> _Exercise brief_: Give the number of lines containing the word "Footprint" and nothing more.

===== Excerpted data

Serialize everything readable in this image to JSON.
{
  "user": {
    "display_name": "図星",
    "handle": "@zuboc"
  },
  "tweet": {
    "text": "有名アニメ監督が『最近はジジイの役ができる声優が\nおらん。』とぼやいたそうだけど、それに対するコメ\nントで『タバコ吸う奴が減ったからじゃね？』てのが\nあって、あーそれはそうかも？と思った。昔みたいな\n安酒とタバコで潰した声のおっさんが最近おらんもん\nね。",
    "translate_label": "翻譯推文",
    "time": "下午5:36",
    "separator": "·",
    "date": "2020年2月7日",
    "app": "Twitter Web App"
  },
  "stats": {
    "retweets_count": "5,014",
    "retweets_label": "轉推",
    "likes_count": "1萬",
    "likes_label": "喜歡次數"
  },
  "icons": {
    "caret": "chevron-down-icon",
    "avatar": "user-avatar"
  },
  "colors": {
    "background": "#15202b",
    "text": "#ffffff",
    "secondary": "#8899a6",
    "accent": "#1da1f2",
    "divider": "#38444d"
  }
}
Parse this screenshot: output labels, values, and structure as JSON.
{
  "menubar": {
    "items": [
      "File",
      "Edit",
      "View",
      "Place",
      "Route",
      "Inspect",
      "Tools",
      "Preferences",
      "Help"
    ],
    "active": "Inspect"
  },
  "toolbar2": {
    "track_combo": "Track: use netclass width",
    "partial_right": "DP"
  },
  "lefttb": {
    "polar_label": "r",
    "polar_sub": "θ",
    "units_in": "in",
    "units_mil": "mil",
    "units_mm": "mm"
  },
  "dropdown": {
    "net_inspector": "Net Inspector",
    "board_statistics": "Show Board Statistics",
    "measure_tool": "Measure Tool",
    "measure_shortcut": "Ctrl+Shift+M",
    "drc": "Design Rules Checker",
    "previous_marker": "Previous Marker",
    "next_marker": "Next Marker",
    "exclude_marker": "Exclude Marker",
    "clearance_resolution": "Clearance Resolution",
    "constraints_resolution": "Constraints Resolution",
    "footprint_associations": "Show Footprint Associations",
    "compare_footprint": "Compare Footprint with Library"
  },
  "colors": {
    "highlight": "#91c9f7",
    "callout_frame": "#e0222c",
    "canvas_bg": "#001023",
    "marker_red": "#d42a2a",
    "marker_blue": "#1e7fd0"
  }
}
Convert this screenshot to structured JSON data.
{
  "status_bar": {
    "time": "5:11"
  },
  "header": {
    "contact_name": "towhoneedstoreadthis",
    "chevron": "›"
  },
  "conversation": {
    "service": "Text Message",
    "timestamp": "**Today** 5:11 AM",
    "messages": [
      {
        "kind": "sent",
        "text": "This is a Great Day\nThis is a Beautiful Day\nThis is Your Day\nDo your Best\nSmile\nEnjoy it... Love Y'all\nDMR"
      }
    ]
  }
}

==========

> _Output for this task_: 2